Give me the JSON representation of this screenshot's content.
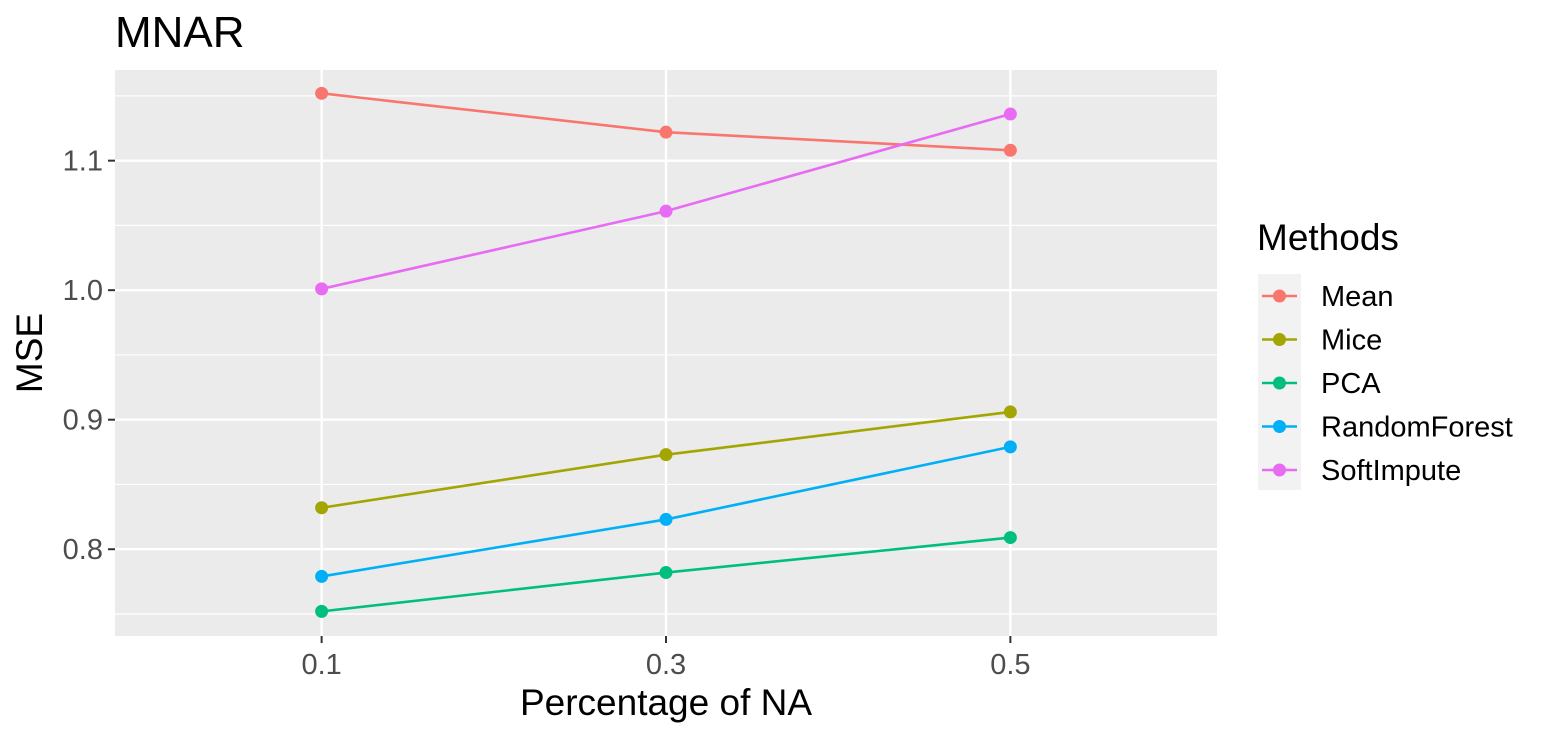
{
  "chart_data": {
    "type": "line",
    "title": "MNAR",
    "xlabel": "Percentage of NA",
    "ylabel": "MSE",
    "categories": [
      "0.1",
      "0.3",
      "0.5"
    ],
    "y_ticks": [
      "0.8",
      "0.9",
      "1.0",
      "1.1"
    ],
    "ylim": [
      0.733,
      1.17
    ],
    "grid": true,
    "legend": {
      "title": "Methods",
      "placement": "right"
    },
    "series": [
      {
        "name": "Mean",
        "color": "#F8766D",
        "values": [
          1.152,
          1.122,
          1.108
        ]
      },
      {
        "name": "Mice",
        "color": "#A3A500",
        "values": [
          0.832,
          0.873,
          0.906
        ]
      },
      {
        "name": "PCA",
        "color": "#00BF7D",
        "values": [
          0.752,
          0.782,
          0.809
        ]
      },
      {
        "name": "RandomForest",
        "color": "#00B0F6",
        "values": [
          0.779,
          0.823,
          0.879
        ]
      },
      {
        "name": "SoftImpute",
        "color": "#E76BF3",
        "values": [
          1.001,
          1.061,
          1.136
        ]
      }
    ]
  }
}
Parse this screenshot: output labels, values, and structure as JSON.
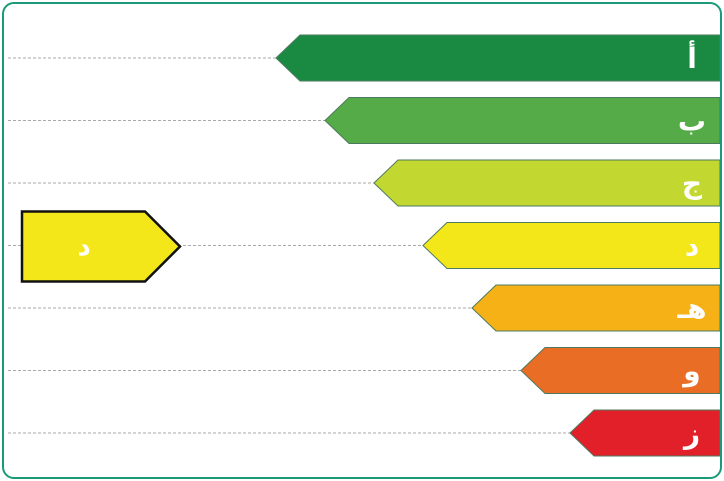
{
  "rating_scale": {
    "grades": [
      {
        "letter": "أ",
        "color": "#1a8a43"
      },
      {
        "letter": "ب",
        "color": "#55ab47"
      },
      {
        "letter": "ج",
        "color": "#c2d831"
      },
      {
        "letter": "د",
        "color": "#f3e619"
      },
      {
        "letter": "هـ",
        "color": "#f5b116"
      },
      {
        "letter": "و",
        "color": "#e96d25"
      },
      {
        "letter": "ز",
        "color": "#e2202a"
      }
    ],
    "line_color": "#aaaaaa",
    "outline_color": "#4d7a5f"
  },
  "current_rating": {
    "letter": "د",
    "color": "#f3e619",
    "border_color": "#111111",
    "row_index": 3
  },
  "frame": {
    "border_color": "#1a9a78"
  }
}
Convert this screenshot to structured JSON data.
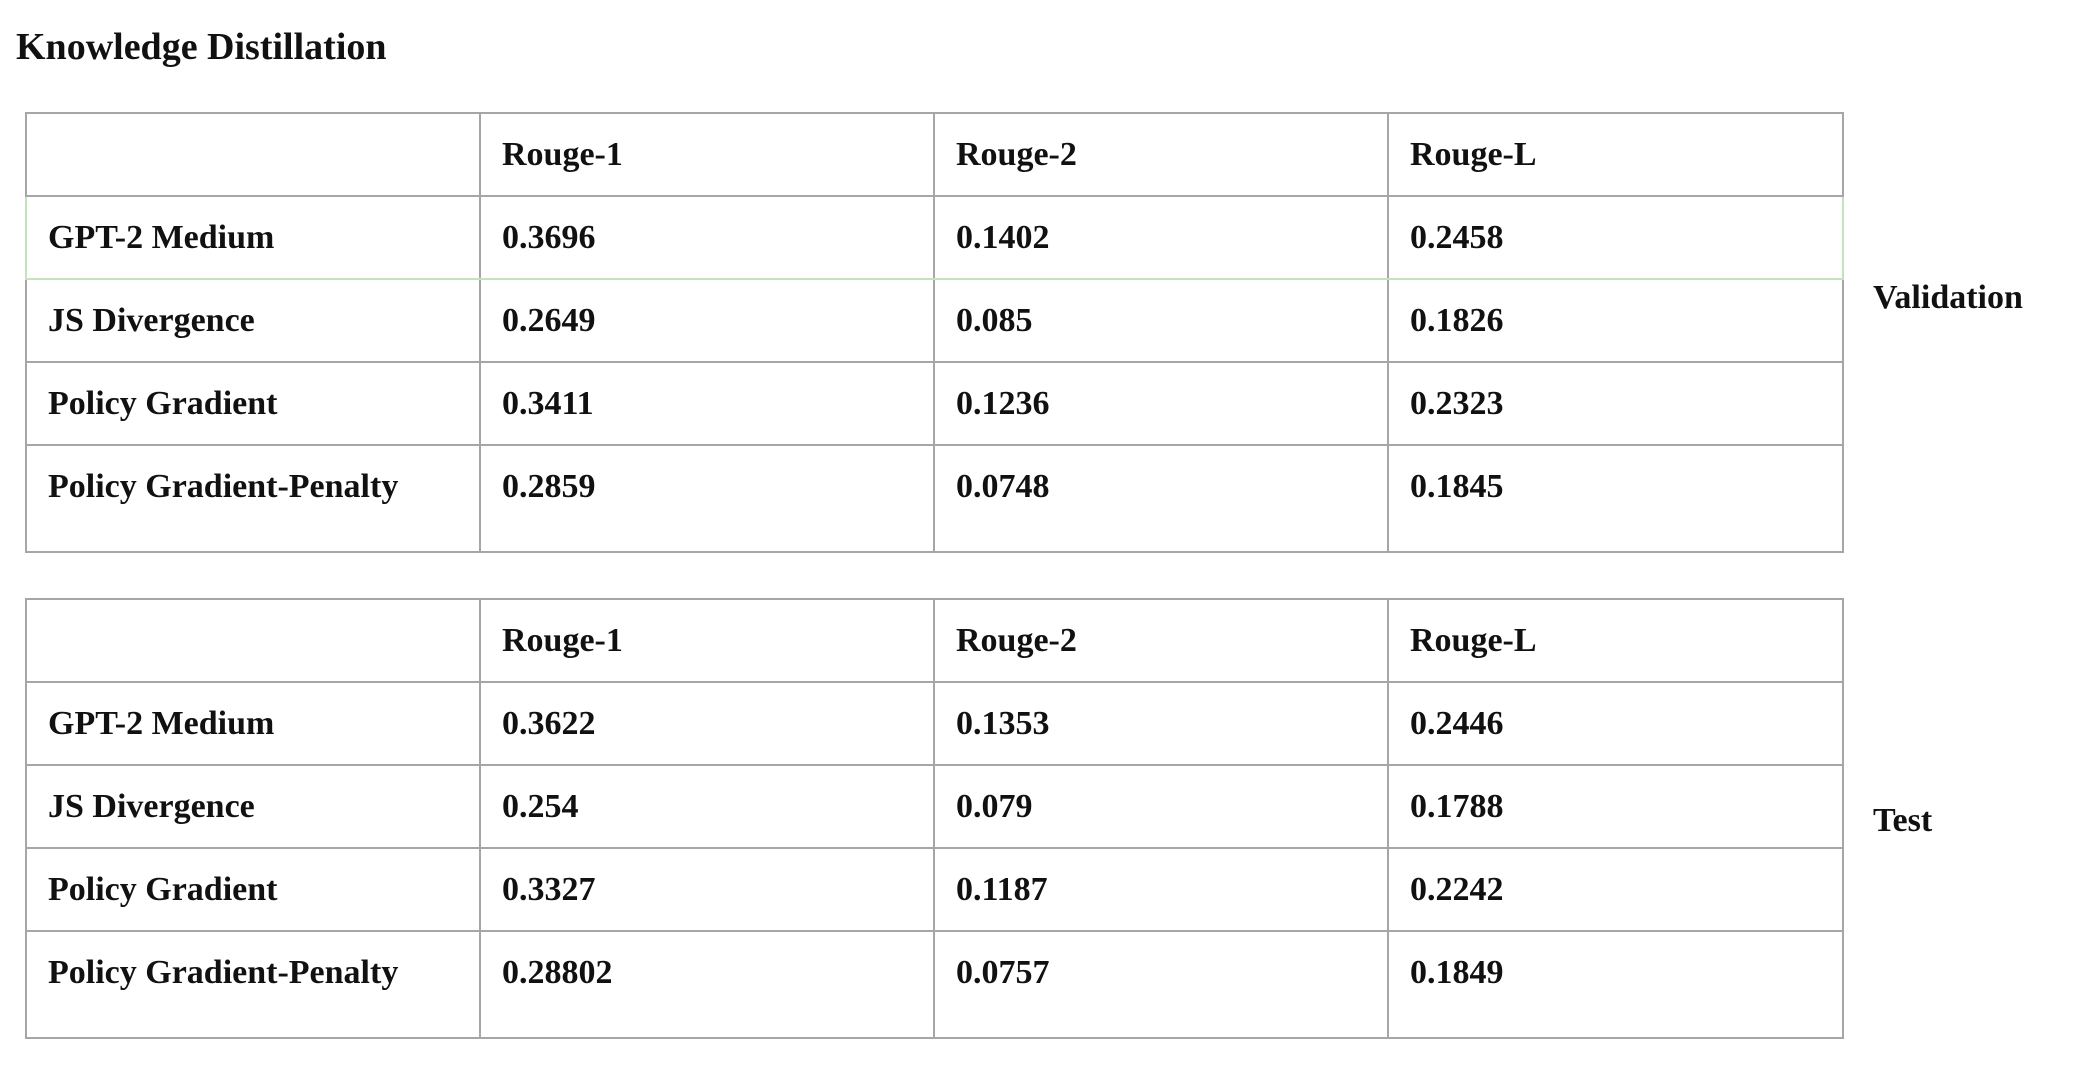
{
  "title": "Knowledge Distillation",
  "tables": [
    {
      "label": "Validation",
      "header": [
        "",
        "Rouge-1",
        "Rouge-2",
        "Rouge-L"
      ],
      "rows": [
        [
          "GPT-2 Medium",
          "0.3696",
          "0.1402",
          "0.2458"
        ],
        [
          "JS Divergence",
          "0.2649",
          "0.085",
          "0.1826"
        ],
        [
          "Policy Gradient",
          "0.3411",
          "0.1236",
          "0.2323"
        ],
        [
          "Policy Gradient-Penalty",
          "0.2859",
          "0.0748",
          "0.1845"
        ]
      ]
    },
    {
      "label": "Test",
      "header": [
        "",
        "Rouge-1",
        "Rouge-2",
        "Rouge-L"
      ],
      "rows": [
        [
          "GPT-2 Medium",
          "0.3622",
          "0.1353",
          "0.2446"
        ],
        [
          "JS Divergence",
          "0.254",
          "0.079",
          "0.1788"
        ],
        [
          "Policy Gradient",
          "0.3327",
          "0.1187",
          "0.2242"
        ],
        [
          "Policy Gradient-Penalty",
          "0.28802",
          "0.0757",
          "0.1849"
        ]
      ]
    }
  ],
  "colors": {
    "border": "#a6a6a6",
    "selected_row_border": "#c3e3bd",
    "text": "#111111"
  }
}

----------

* DIRECTION *
Print the whole listing above once more, word for word, without its pictures.

* SOLUTION TO THIS TASK *
Give me the JSON representation of this screenshot's content.
{
  "chart_data": {
    "type": "line",
    "title": "MNAR",
    "xlabel": "Percentage of NA",
    "ylabel": "MSE",
    "categories": [
      "0.1",
      "0.3",
      "0.5"
    ],
    "y_ticks": [
      "0.8",
      "0.9",
      "1.0",
      "1.1"
    ],
    "ylim": [
      0.733,
      1.17
    ],
    "grid": true,
    "legend": {
      "title": "Methods",
      "placement": "right"
    },
    "series": [
      {
        "name": "Mean",
        "color": "#F8766D",
        "values": [
          1.152,
          1.122,
          1.108
        ]
      },
      {
        "name": "Mice",
        "color": "#A3A500",
        "values": [
          0.832,
          0.873,
          0.906
        ]
      },
      {
        "name": "PCA",
        "color": "#00BF7D",
        "values": [
          0.752,
          0.782,
          0.809
        ]
      },
      {
        "name": "RandomForest",
        "color": "#00B0F6",
        "values": [
          0.779,
          0.823,
          0.879
        ]
      },
      {
        "name": "SoftImpute",
        "color": "#E76BF3",
        "values": [
          1.001,
          1.061,
          1.136
        ]
      }
    ]
  }
}
Parse this screenshot: output labels, values, and structure as JSON.
{
  "rating_scale": {
    "grades": [
      {
        "letter": "أ",
        "color": "#1a8a43"
      },
      {
        "letter": "ب",
        "color": "#55ab47"
      },
      {
        "letter": "ج",
        "color": "#c2d831"
      },
      {
        "letter": "د",
        "color": "#f3e619"
      },
      {
        "letter": "هـ",
        "color": "#f5b116"
      },
      {
        "letter": "و",
        "color": "#e96d25"
      },
      {
        "letter": "ز",
        "color": "#e2202a"
      }
    ],
    "line_color": "#aaaaaa",
    "outline_color": "#4d7a5f"
  },
  "current_rating": {
    "letter": "د",
    "color": "#f3e619",
    "border_color": "#111111",
    "row_index": 3
  },
  "frame": {
    "border_color": "#1a9a78"
  }
}
Convert this screenshot to structured JSON data.
{
  "title": "Knowledge Distillation",
  "tables": [
    {
      "label": "Validation",
      "header": [
        "",
        "Rouge-1",
        "Rouge-2",
        "Rouge-L"
      ],
      "rows": [
        [
          "GPT-2 Medium",
          "0.3696",
          "0.1402",
          "0.2458"
        ],
        [
          "JS Divergence",
          "0.2649",
          "0.085",
          "0.1826"
        ],
        [
          "Policy Gradient",
          "0.3411",
          "0.1236",
          "0.2323"
        ],
        [
          "Policy Gradient-Penalty",
          "0.2859",
          "0.0748",
          "0.1845"
        ]
      ]
    },
    {
      "label": "Test",
      "header": [
        "",
        "Rouge-1",
        "Rouge-2",
        "Rouge-L"
      ],
      "rows": [
        [
          "GPT-2 Medium",
          "0.3622",
          "0.1353",
          "0.2446"
        ],
        [
          "JS Divergence",
          "0.254",
          "0.079",
          "0.1788"
        ],
        [
          "Policy Gradient",
          "0.3327",
          "0.1187",
          "0.2242"
        ],
        [
          "Policy Gradient-Penalty",
          "0.28802",
          "0.0757",
          "0.1849"
        ]
      ]
    }
  ],
  "colors": {
    "border": "#a6a6a6",
    "selected_row_border": "#c3e3bd",
    "text": "#111111"
  }
}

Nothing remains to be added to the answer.